____ INFORMATION PROVIDED

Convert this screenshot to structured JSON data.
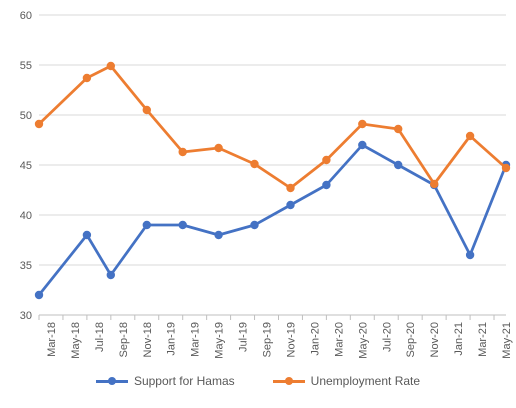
{
  "chart_data": {
    "type": "line",
    "title": "",
    "xlabel": "",
    "ylabel": "",
    "categories": [
      "Mar-18",
      "May-18",
      "Jul-18",
      "Sep-18",
      "Nov-18",
      "Jan-19",
      "Mar-19",
      "May-19",
      "Jul-19",
      "Sep-19",
      "Nov-19",
      "Jan-20",
      "Mar-20",
      "May-20",
      "Jul-20",
      "Sep-20",
      "Nov-20",
      "Jan-21",
      "Mar-21",
      "May-21"
    ],
    "ylim": [
      30,
      60
    ],
    "yticks": [
      30,
      35,
      40,
      45,
      50,
      55,
      60
    ],
    "grid": "horizontal",
    "legend_position": "bottom",
    "series": [
      {
        "name": "Support for Hamas",
        "color": "#4472C4",
        "points": [
          {
            "x": "Mar-18",
            "y": 32
          },
          {
            "x": "Jul-18",
            "y": 38
          },
          {
            "x": "Sep-18",
            "y": 34
          },
          {
            "x": "Dec-18",
            "y": 39
          },
          {
            "x": "Mar-19",
            "y": 39
          },
          {
            "x": "Jun-19",
            "y": 38
          },
          {
            "x": "Sep-19",
            "y": 39
          },
          {
            "x": "Dec-19",
            "y": 41
          },
          {
            "x": "Mar-20",
            "y": 43
          },
          {
            "x": "Jun-20",
            "y": 47
          },
          {
            "x": "Sep-20",
            "y": 45
          },
          {
            "x": "Dec-20",
            "y": 43
          },
          {
            "x": "Mar-21",
            "y": 36
          },
          {
            "x": "Jun-21",
            "y": 45
          }
        ]
      },
      {
        "name": "Unemployment Rate",
        "color": "#ED7D31",
        "points": [
          {
            "x": "Mar-18",
            "y": 49.1
          },
          {
            "x": "Jul-18",
            "y": 53.7
          },
          {
            "x": "Sep-18",
            "y": 54.9
          },
          {
            "x": "Dec-18",
            "y": 50.5
          },
          {
            "x": "Mar-19",
            "y": 46.3
          },
          {
            "x": "Jun-19",
            "y": 46.7
          },
          {
            "x": "Sep-19",
            "y": 45.1
          },
          {
            "x": "Dec-19",
            "y": 42.7
          },
          {
            "x": "Mar-20",
            "y": 45.5
          },
          {
            "x": "Jun-20",
            "y": 49.1
          },
          {
            "x": "Sep-20",
            "y": 48.6
          },
          {
            "x": "Dec-20",
            "y": 43.1
          },
          {
            "x": "Mar-21",
            "y": 47.9
          },
          {
            "x": "Jun-21",
            "y": 44.7
          }
        ]
      }
    ]
  }
}
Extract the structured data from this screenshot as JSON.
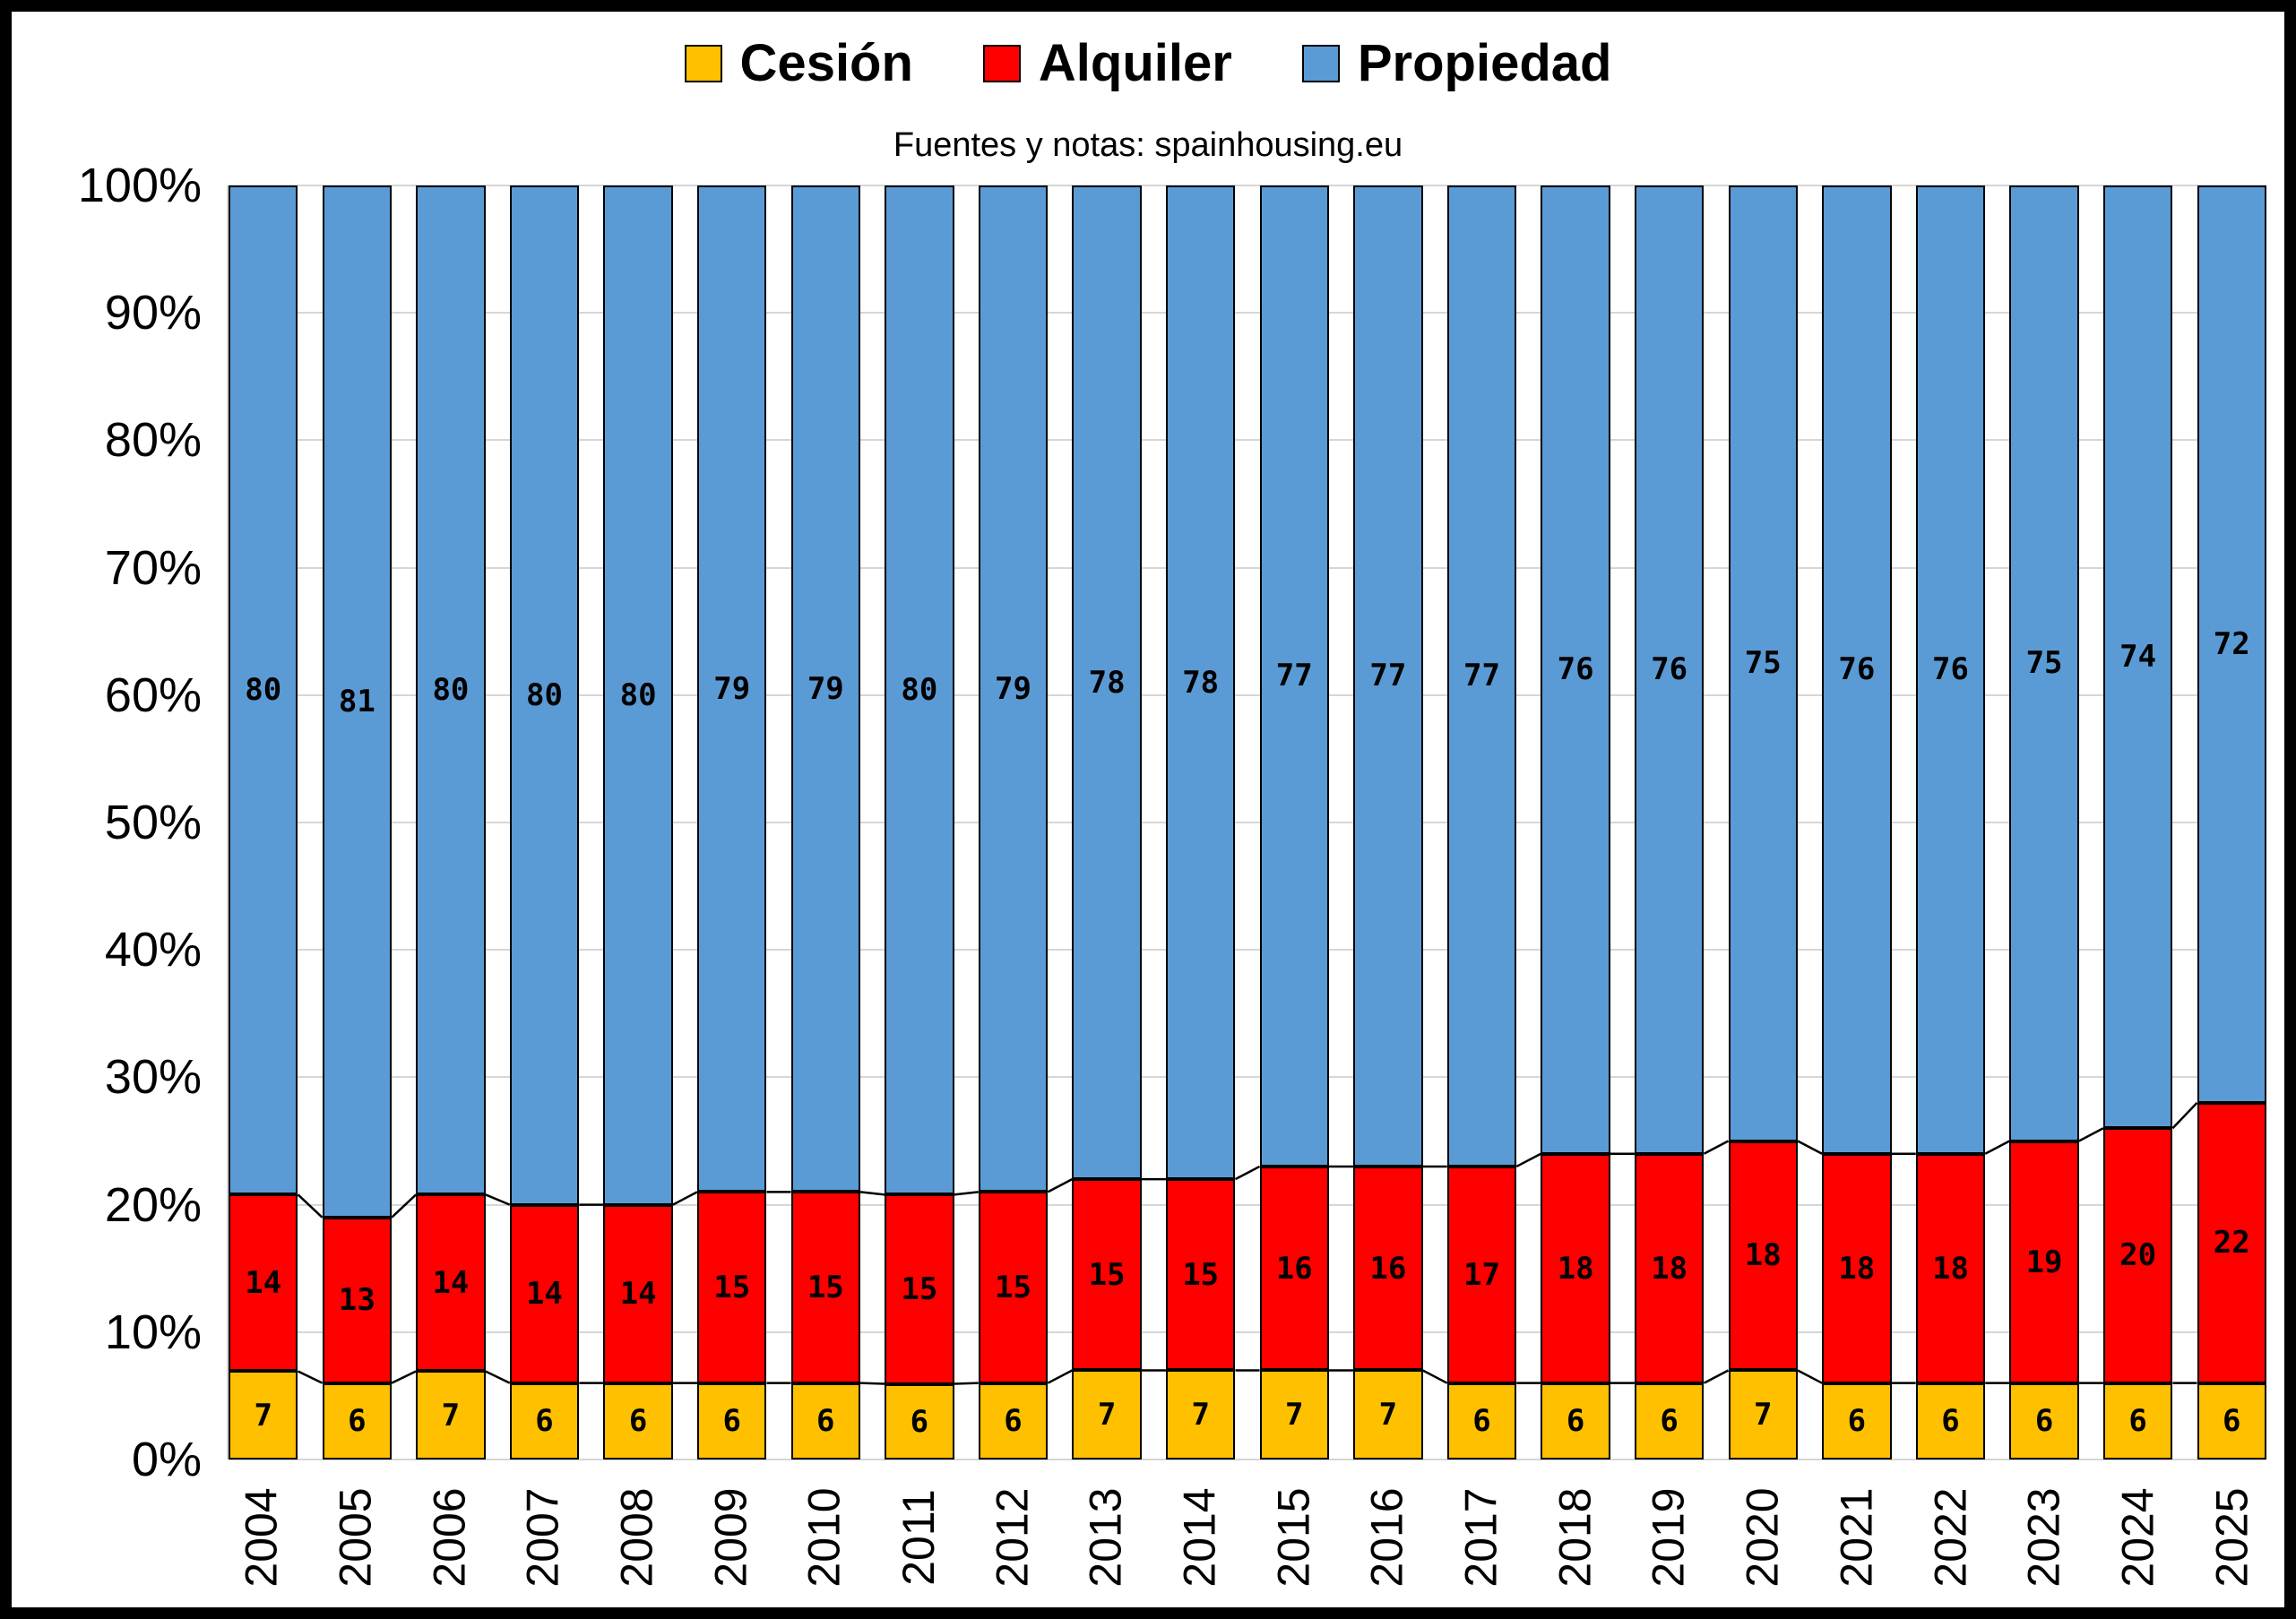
{
  "colors": {
    "frame": "#000000",
    "background": "#FFFFFF",
    "gridline": "#D6D6D6",
    "cesion": "#FFC000",
    "alquiler": "#FF0000",
    "propiedad": "#5B9BD5"
  },
  "chart_data": {
    "type": "bar",
    "stacked": true,
    "percent": true,
    "subtitle": "Fuentes y notas: spainhousing.eu",
    "legend_position": "top",
    "grid": true,
    "ylim": [
      0,
      100
    ],
    "y_ticks": [
      "100%",
      "90%",
      "80%",
      "70%",
      "60%",
      "50%",
      "40%",
      "30%",
      "20%",
      "10%",
      "0%"
    ],
    "categories": [
      "2004",
      "2005",
      "2006",
      "2007",
      "2008",
      "2009",
      "2010",
      "2011",
      "2012",
      "2013",
      "2014",
      "2015",
      "2016",
      "2017",
      "2018",
      "2019",
      "2020",
      "2021",
      "2022",
      "2023",
      "2024",
      "2025"
    ],
    "series": [
      {
        "name": "Cesión",
        "color": "#FFC000",
        "values": [
          7,
          6,
          7,
          6,
          6,
          6,
          6,
          6,
          6,
          7,
          7,
          7,
          7,
          6,
          6,
          6,
          7,
          6,
          6,
          6,
          6,
          6
        ]
      },
      {
        "name": "Alquiler",
        "color": "#FF0000",
        "values": [
          14,
          13,
          14,
          14,
          14,
          15,
          15,
          15,
          15,
          15,
          15,
          16,
          16,
          17,
          18,
          18,
          18,
          18,
          18,
          19,
          20,
          22
        ]
      },
      {
        "name": "Propiedad",
        "color": "#5B9BD5",
        "values": [
          80,
          81,
          80,
          80,
          80,
          79,
          79,
          80,
          79,
          78,
          78,
          77,
          77,
          77,
          76,
          76,
          75,
          76,
          76,
          75,
          74,
          72
        ]
      }
    ]
  }
}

________

(WHAT NEEDS TO BE DONE)
Every line above should be returned word for word, with the pictures left behind.

(REPLY)
Convert this screenshot to structured JSON data.
{
  "chart_data": {
    "type": "line",
    "title": "",
    "xlabel": "",
    "ylabel": "",
    "categories": [
      "Mar-18",
      "May-18",
      "Jul-18",
      "Sep-18",
      "Nov-18",
      "Jan-19",
      "Mar-19",
      "May-19",
      "Jul-19",
      "Sep-19",
      "Nov-19",
      "Jan-20",
      "Mar-20",
      "May-20",
      "Jul-20",
      "Sep-20",
      "Nov-20",
      "Jan-21",
      "Mar-21",
      "May-21"
    ],
    "ylim": [
      30,
      60
    ],
    "yticks": [
      30,
      35,
      40,
      45,
      50,
      55,
      60
    ],
    "grid": "horizontal",
    "legend_position": "bottom",
    "series": [
      {
        "name": "Support for Hamas",
        "color": "#4472C4",
        "points": [
          {
            "x": "Mar-18",
            "y": 32
          },
          {
            "x": "Jul-18",
            "y": 38
          },
          {
            "x": "Sep-18",
            "y": 34
          },
          {
            "x": "Dec-18",
            "y": 39
          },
          {
            "x": "Mar-19",
            "y": 39
          },
          {
            "x": "Jun-19",
            "y": 38
          },
          {
            "x": "Sep-19",
            "y": 39
          },
          {
            "x": "Dec-19",
            "y": 41
          },
          {
            "x": "Mar-20",
            "y": 43
          },
          {
            "x": "Jun-20",
            "y": 47
          },
          {
            "x": "Sep-20",
            "y": 45
          },
          {
            "x": "Dec-20",
            "y": 43
          },
          {
            "x": "Mar-21",
            "y": 36
          },
          {
            "x": "Jun-21",
            "y": 45
          }
        ]
      },
      {
        "name": "Unemployment Rate",
        "color": "#ED7D31",
        "points": [
          {
            "x": "Mar-18",
            "y": 49.1
          },
          {
            "x": "Jul-18",
            "y": 53.7
          },
          {
            "x": "Sep-18",
            "y": 54.9
          },
          {
            "x": "Dec-18",
            "y": 50.5
          },
          {
            "x": "Mar-19",
            "y": 46.3
          },
          {
            "x": "Jun-19",
            "y": 46.7
          },
          {
            "x": "Sep-19",
            "y": 45.1
          },
          {
            "x": "Dec-19",
            "y": 42.7
          },
          {
            "x": "Mar-20",
            "y": 45.5
          },
          {
            "x": "Jun-20",
            "y": 49.1
          },
          {
            "x": "Sep-20",
            "y": 48.6
          },
          {
            "x": "Dec-20",
            "y": 43.1
          },
          {
            "x": "Mar-21",
            "y": 47.9
          },
          {
            "x": "Jun-21",
            "y": 44.7
          }
        ]
      }
    ]
  }
}
Extract the structured data from this screenshot as JSON.
{
  "colors": {
    "frame": "#000000",
    "background": "#FFFFFF",
    "gridline": "#D6D6D6",
    "cesion": "#FFC000",
    "alquiler": "#FF0000",
    "propiedad": "#5B9BD5"
  },
  "chart_data": {
    "type": "bar",
    "stacked": true,
    "percent": true,
    "subtitle": "Fuentes y notas: spainhousing.eu",
    "legend_position": "top",
    "grid": true,
    "ylim": [
      0,
      100
    ],
    "y_ticks": [
      "100%",
      "90%",
      "80%",
      "70%",
      "60%",
      "50%",
      "40%",
      "30%",
      "20%",
      "10%",
      "0%"
    ],
    "categories": [
      "2004",
      "2005",
      "2006",
      "2007",
      "2008",
      "2009",
      "2010",
      "2011",
      "2012",
      "2013",
      "2014",
      "2015",
      "2016",
      "2017",
      "2018",
      "2019",
      "2020",
      "2021",
      "2022",
      "2023",
      "2024",
      "2025"
    ],
    "series": [
      {
        "name": "Cesión",
        "color": "#FFC000",
        "values": [
          7,
          6,
          7,
          6,
          6,
          6,
          6,
          6,
          6,
          7,
          7,
          7,
          7,
          6,
          6,
          6,
          7,
          6,
          6,
          6,
          6,
          6
        ]
      },
      {
        "name": "Alquiler",
        "color": "#FF0000",
        "values": [
          14,
          13,
          14,
          14,
          14,
          15,
          15,
          15,
          15,
          15,
          15,
          16,
          16,
          17,
          18,
          18,
          18,
          18,
          18,
          19,
          20,
          22
        ]
      },
      {
        "name": "Propiedad",
        "color": "#5B9BD5",
        "values": [
          80,
          81,
          80,
          80,
          80,
          79,
          79,
          80,
          79,
          78,
          78,
          77,
          77,
          77,
          76,
          76,
          75,
          76,
          76,
          75,
          74,
          72
        ]
      }
    ]
  }
}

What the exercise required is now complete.